EXERCISE TASK:
Identify the lines that contain the string "JSON", then copy each of them.

EXERCISE MATERIALS:
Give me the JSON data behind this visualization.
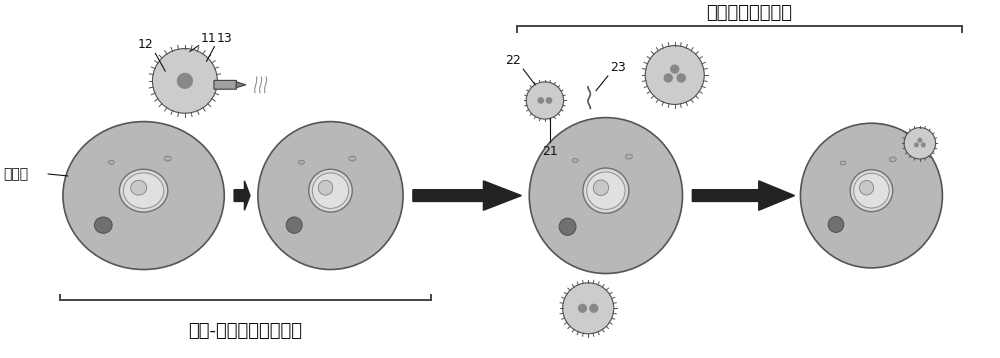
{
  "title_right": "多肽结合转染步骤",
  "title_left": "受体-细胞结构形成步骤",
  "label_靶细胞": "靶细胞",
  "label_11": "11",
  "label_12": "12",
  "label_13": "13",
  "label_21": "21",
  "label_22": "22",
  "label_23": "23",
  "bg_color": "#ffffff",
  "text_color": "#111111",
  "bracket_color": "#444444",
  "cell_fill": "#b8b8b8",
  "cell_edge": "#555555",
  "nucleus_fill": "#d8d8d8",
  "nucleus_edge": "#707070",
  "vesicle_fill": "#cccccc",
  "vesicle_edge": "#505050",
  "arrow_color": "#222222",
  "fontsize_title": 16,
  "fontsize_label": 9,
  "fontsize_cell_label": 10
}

--

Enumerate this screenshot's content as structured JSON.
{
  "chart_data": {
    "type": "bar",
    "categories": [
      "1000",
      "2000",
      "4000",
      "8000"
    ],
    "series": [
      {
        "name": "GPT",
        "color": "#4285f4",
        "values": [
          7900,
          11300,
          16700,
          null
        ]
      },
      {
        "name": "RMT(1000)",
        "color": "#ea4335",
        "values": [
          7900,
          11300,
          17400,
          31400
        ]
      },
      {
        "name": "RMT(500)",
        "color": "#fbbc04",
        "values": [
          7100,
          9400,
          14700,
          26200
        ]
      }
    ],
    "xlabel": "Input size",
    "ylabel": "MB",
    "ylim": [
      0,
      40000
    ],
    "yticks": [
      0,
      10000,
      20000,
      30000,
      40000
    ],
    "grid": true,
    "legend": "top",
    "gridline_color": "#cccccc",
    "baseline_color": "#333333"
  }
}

COMPLETED EXERCISE:
Give me the JSON data behind this visualization.
Enumerate this screenshot's content as structured JSON.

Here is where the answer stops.